- [What the exercise asks]: Repeat the records exactly, with one exception: no images.

*** Records supplied Section Begins ***

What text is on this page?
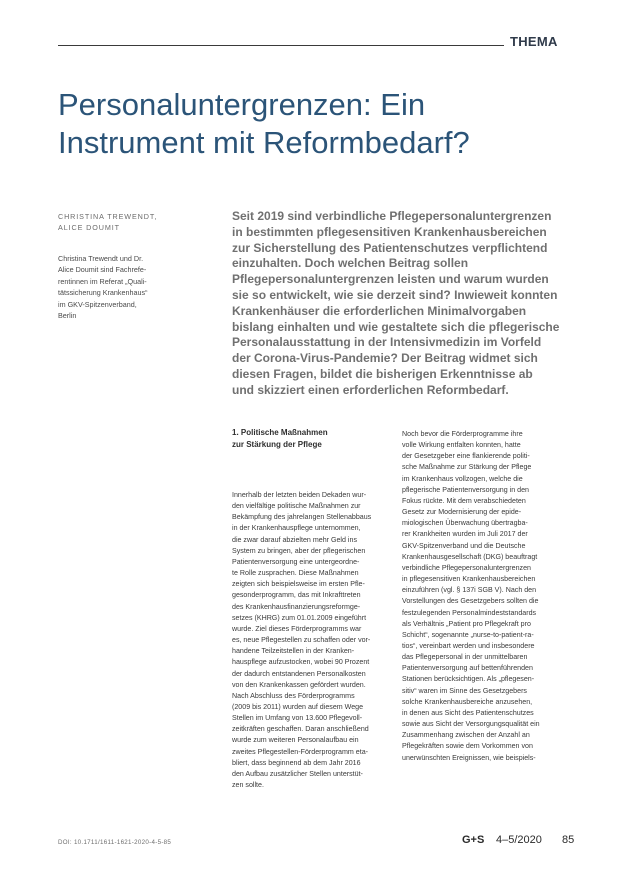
THEMA
Personaluntergrenzen: Ein
Instrument mit Reformbedarf?
CHRISTINA TREWENDT,
ALICE DOUMIT
Christina Trewendt und Dr.
Alice Doumit sind Fachrefe-
rentinnen im Referat „Quali-
tätssicherung Krankenhaus“
im GKV-Spitzenverband,
Berlin
Seit 2019 sind verbindliche Pflegepersonaluntergrenzen
in bestimmten pflegesensitiven Krankenhausbereichen
zur Sicherstellung des Patientenschutzes verpflichtend
einzuhalten. Doch welchen Beitrag sollen
Pflegepersonaluntergrenzen leisten und warum wurden
sie so entwickelt, wie sie derzeit sind? Inwieweit konnten
Krankenhäuser die erforderlichen Minimalvorgaben
bislang einhalten und wie gestaltete sich die pflegerische
Personalausstattung in der Intensivmedizin im Vorfeld
der Corona-Virus-Pandemie? Der Beitrag widmet sich
diesen Fragen, bildet die bisherigen Erkenntnisse ab
und skizziert einen erforderlichen Reformbedarf.
1. Politische Maßnahmen
zur Stärkung der Pflege
Innerhalb der letzten beiden Dekaden wur-
den vielfältige politische Maßnahmen zur
Bekämpfung des jahrelangen Stellenabbaus
in der Krankenhauspflege unternommen,
die zwar darauf abzielten mehr Geld ins
System zu bringen, aber der pflegerischen
Patientenversorgung eine untergeordne-
te Rolle zusprachen. Diese Maßnahmen
zeigten sich beispielsweise im ersten Pfle-
gesonderprogramm, das mit Inkrafttreten
des Krankenhausfinanzierungsreformge-
setzes (KHRG) zum 01.01.2009 eingeführt
wurde. Ziel dieses Förderprogramms war
es, neue Pflegestellen zu schaffen oder vor-
handene Teilzeitstellen in der Kranken-
hauspflege aufzustocken, wobei 90 Prozent
der dadurch entstandenen Personalkosten
von den Krankenkassen gefördert wurden.
Nach Abschluss des Förderprogramms
(2009 bis 2011) wurden auf diesem Wege
Stellen im Umfang von 13.600 Pflegevoll-
zeitkräften geschaffen. Daran anschließend
wurde zum weiteren Personalaufbau ein
zweites Pflegestellen-Förderprogramm eta-
bliert, dass beginnend ab dem Jahr 2016
den Aufbau zusätzlicher Stellen unterstüt-
zen sollte.
Noch bevor die Förderprogramme ihre
volle Wirkung entfalten konnten, hatte
der Gesetzgeber eine flankierende politi-
sche Maßnahme zur Stärkung der Pflege
im Krankenhaus vollzogen, welche die
pflegerische Patientenversorgung in den
Fokus rückte. Mit dem verabschiedeten
Gesetz zur Modernisierung der epide-
miologischen Überwachung übertragba-
rer Krankheiten wurden im Juli 2017 der
GKV-Spitzenverband und die Deutsche
Krankenhausgesellschaft (DKG) beauftragt
verbindliche Pflegepersonaluntergrenzen
in pflegesensitiven Krankenhausbereichen
einzuführen (vgl. § 137i SGB V). Nach den
Vorstellungen des Gesetzgebers sollten die
festzulegenden Personalmindeststandards
als Verhältnis „Patient pro Pflegekraft pro
Schicht“, sogenannte „nurse-to-patient-ra-
tios“, vereinbart werden und insbesondere
das Pflegepersonal in der unmittelbaren
Patientenversorgung auf bettenführenden
Stationen berücksichtigen. Als „pflegesen-
sitiv“ waren im Sinne des Gesetzgebers
solche Krankenhausbereiche anzusehen,
in denen aus Sicht des Patientenschutzes
sowie aus Sicht der Versorgungsqualität ein
Zusammenhang zwischen der Anzahl an
Pflegekräften sowie dem Vorkommen von
unerwünschten Ereignissen, wie beispiels-
DOI: 10.1711/1611-1621-2020-4-5-85	G+S 4–5/2020 85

*** Records supplied Section Ends ***

- [Answer space]:
What text is on this page?
THEMA
Personaluntergrenzen: Ein
Instrument mit Reformbedarf?
CHRISTINA TREWENDT,
ALICE DOUMIT
Christina Trewendt und Dr.
Alice Doumit sind Fachrefe-
rentinnen im Referat „Quali-
tätssicherung Krankenhaus“
im GKV-Spitzenverband,
Berlin
Seit 2019 sind verbindliche Pflegepersonaluntergrenzen
in bestimmten pflegesensitiven Krankenhausbereichen
zur Sicherstellung des Patientenschutzes verpflichtend
einzuhalten. Doch welchen Beitrag sollen
Pflegepersonaluntergrenzen leisten und warum wurden
sie so entwickelt, wie sie derzeit sind? Inwieweit konnten
Krankenhäuser die erforderlichen Minimalvorgaben
bislang einhalten und wie gestaltete sich die pflegerische
Personalausstattung in der Intensivmedizin im Vorfeld
der Corona-Virus-Pandemie? Der Beitrag widmet sich
diesen Fragen, bildet die bisherigen Erkenntnisse ab
und skizziert einen erforderlichen Reformbedarf.
1. Politische Maßnahmen
zur Stärkung der Pflege
Innerhalb der letzten beiden Dekaden wur-
den vielfältige politische Maßnahmen zur
Bekämpfung des jahrelangen Stellenabbaus
in der Krankenhauspflege unternommen,
die zwar darauf abzielten mehr Geld ins
System zu bringen, aber der pflegerischen
Patientenversorgung eine untergeordne-
te Rolle zusprachen. Diese Maßnahmen
zeigten sich beispielsweise im ersten Pfle-
gesonderprogramm, das mit Inkrafttreten
des Krankenhausfinanzierungsreformge-
setzes (KHRG) zum 01.01.2009 eingeführt
wurde. Ziel dieses Förderprogramms war
es, neue Pflegestellen zu schaffen oder vor-
handene Teilzeitstellen in der Kranken-
hauspflege aufzustocken, wobei 90 Prozent
der dadurch entstandenen Personalkosten
von den Krankenkassen gefördert wurden.
Nach Abschluss des Förderprogramms
(2009 bis 2011) wurden auf diesem Wege
Stellen im Umfang von 13.600 Pflegevoll-
zeitkräften geschaffen. Daran anschließend
wurde zum weiteren Personalaufbau ein
zweites Pflegestellen-Förderprogramm eta-
bliert, dass beginnend ab dem Jahr 2016
den Aufbau zusätzlicher Stellen unterstüt-
zen sollte.
Noch bevor die Förderprogramme ihre
volle Wirkung entfalten konnten, hatte
der Gesetzgeber eine flankierende politi-
sche Maßnahme zur Stärkung der Pflege
im Krankenhaus vollzogen, welche die
pflegerische Patientenversorgung in den
Fokus rückte. Mit dem verabschiedeten
Gesetz zur Modernisierung der epide-
miologischen Überwachung übertragba-
rer Krankheiten wurden im Juli 2017 der
GKV-Spitzenverband und die Deutsche
Krankenhausgesellschaft (DKG) beauftragt
verbindliche Pflegepersonaluntergrenzen
in pflegesensitiven Krankenhausbereichen
einzuführen (vgl. § 137i SGB V). Nach den
Vorstellungen des Gesetzgebers sollten die
festzulegenden Personalmindeststandards
als Verhältnis „Patient pro Pflegekraft pro
Schicht“, sogenannte „nurse-to-patient-ra-
tios“, vereinbart werden und insbesondere
das Pflegepersonal in der unmittelbaren
Patientenversorgung auf bettenführenden
Stationen berücksichtigen. Als „pflegesen-
sitiv“ waren im Sinne des Gesetzgebers
solche Krankenhausbereiche anzusehen,
in denen aus Sicht des Patientenschutzes
sowie aus Sicht der Versorgungsqualität ein
Zusammenhang zwischen der Anzahl an
Pflegekräften sowie dem Vorkommen von
unerwünschten Ereignissen, wie beispiels-
DOI: 10.1711/1611-1621-2020-4-5-85	G+S 4–5/2020 85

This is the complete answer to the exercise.